▶ [Problem] Go through the entries below and write each one out exactly.

── Data lines

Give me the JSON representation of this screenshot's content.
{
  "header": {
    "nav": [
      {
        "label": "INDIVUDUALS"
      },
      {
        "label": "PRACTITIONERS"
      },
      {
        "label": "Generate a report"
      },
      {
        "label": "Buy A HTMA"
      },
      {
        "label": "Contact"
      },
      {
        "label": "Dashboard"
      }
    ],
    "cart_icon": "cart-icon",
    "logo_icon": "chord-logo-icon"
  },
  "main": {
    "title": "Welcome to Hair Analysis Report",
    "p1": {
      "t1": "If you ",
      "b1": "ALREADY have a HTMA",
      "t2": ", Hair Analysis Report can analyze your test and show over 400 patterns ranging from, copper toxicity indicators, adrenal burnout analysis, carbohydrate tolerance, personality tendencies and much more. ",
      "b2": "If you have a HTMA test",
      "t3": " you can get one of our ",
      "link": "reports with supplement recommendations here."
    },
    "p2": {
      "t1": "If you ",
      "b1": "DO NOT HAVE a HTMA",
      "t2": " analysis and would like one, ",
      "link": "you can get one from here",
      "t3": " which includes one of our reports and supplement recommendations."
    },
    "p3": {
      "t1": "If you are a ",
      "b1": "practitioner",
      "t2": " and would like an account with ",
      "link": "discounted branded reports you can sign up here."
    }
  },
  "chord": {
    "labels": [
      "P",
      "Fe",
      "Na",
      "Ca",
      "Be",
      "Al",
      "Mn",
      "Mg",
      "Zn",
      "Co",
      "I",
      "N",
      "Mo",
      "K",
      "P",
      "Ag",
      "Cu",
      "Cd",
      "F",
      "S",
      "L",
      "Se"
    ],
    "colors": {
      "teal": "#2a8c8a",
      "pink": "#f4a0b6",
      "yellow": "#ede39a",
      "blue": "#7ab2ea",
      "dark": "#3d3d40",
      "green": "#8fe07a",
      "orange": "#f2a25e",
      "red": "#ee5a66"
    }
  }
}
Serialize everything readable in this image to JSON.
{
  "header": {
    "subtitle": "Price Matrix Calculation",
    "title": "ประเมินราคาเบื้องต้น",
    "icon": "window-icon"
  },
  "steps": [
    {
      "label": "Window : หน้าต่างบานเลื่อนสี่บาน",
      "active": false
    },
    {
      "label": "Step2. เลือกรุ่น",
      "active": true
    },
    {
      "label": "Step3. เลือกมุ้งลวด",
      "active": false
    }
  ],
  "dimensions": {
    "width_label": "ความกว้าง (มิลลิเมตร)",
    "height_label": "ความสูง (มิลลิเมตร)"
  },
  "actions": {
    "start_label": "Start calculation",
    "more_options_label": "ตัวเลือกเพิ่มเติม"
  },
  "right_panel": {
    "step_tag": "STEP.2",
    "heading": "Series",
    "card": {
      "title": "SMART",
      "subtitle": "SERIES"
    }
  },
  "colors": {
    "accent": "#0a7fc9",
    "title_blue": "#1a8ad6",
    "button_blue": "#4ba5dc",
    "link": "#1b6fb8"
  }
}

────

▶ [Right answer]
Give me the JSON representation of this screenshot's content.
{
  "header": {
    "nav": [
      {
        "label": "INDIVUDUALS"
      },
      {
        "label": "PRACTITIONERS"
      },
      {
        "label": "Generate a report"
      },
      {
        "label": "Buy A HTMA"
      },
      {
        "label": "Contact"
      },
      {
        "label": "Dashboard"
      }
    ],
    "cart_icon": "cart-icon",
    "logo_icon": "chord-logo-icon"
  },
  "main": {
    "title": "Welcome to Hair Analysis Report",
    "p1": {
      "t1": "If you ",
      "b1": "ALREADY have a HTMA",
      "t2": ", Hair Analysis Report can analyze your test and show over 400 patterns ranging from, copper toxicity indicators, adrenal burnout analysis, carbohydrate tolerance, personality tendencies and much more. ",
      "b2": "If you have a HTMA test",
      "t3": " you can get one of our ",
      "link": "reports with supplement recommendations here."
    },
    "p2": {
      "t1": "If you ",
      "b1": "DO NOT HAVE a HTMA",
      "t2": " analysis and would like one, ",
      "link": "you can get one from here",
      "t3": " which includes one of our reports and supplement recommendations."
    },
    "p3": {
      "t1": "If you are a ",
      "b1": "practitioner",
      "t2": " and would like an account with ",
      "link": "discounted branded reports you can sign up here."
    }
  },
  "chord": {
    "labels": [
      "P",
      "Fe",
      "Na",
      "Ca",
      "Be",
      "Al",
      "Mn",
      "Mg",
      "Zn",
      "Co",
      "I",
      "N",
      "Mo",
      "K",
      "P",
      "Ag",
      "Cu",
      "Cd",
      "F",
      "S",
      "L",
      "Se"
    ],
    "colors": {
      "teal": "#2a8c8a",
      "pink": "#f4a0b6",
      "yellow": "#ede39a",
      "blue": "#7ab2ea",
      "dark": "#3d3d40",
      "green": "#8fe07a",
      "orange": "#f2a25e",
      "red": "#ee5a66"
    }
  }
}
Serialize everything readable in this image to JSON.
{
  "header": {
    "subtitle": "Price Matrix Calculation",
    "title": "ประเมินราคาเบื้องต้น",
    "icon": "window-icon"
  },
  "steps": [
    {
      "label": "Window : หน้าต่างบานเลื่อนสี่บาน",
      "active": false
    },
    {
      "label": "Step2. เลือกรุ่น",
      "active": true
    },
    {
      "label": "Step3. เลือกมุ้งลวด",
      "active": false
    }
  ],
  "dimensions": {
    "width_label": "ความกว้าง (มิลลิเมตร)",
    "height_label": "ความสูง (มิลลิเมตร)"
  },
  "actions": {
    "start_label": "Start calculation",
    "more_options_label": "ตัวเลือกเพิ่มเติม"
  },
  "right_panel": {
    "step_tag": "STEP.2",
    "heading": "Series",
    "card": {
      "title": "SMART",
      "subtitle": "SERIES"
    }
  },
  "colors": {
    "accent": "#0a7fc9",
    "title_blue": "#1a8ad6",
    "button_blue": "#4ba5dc",
    "link": "#1b6fb8"
  }
}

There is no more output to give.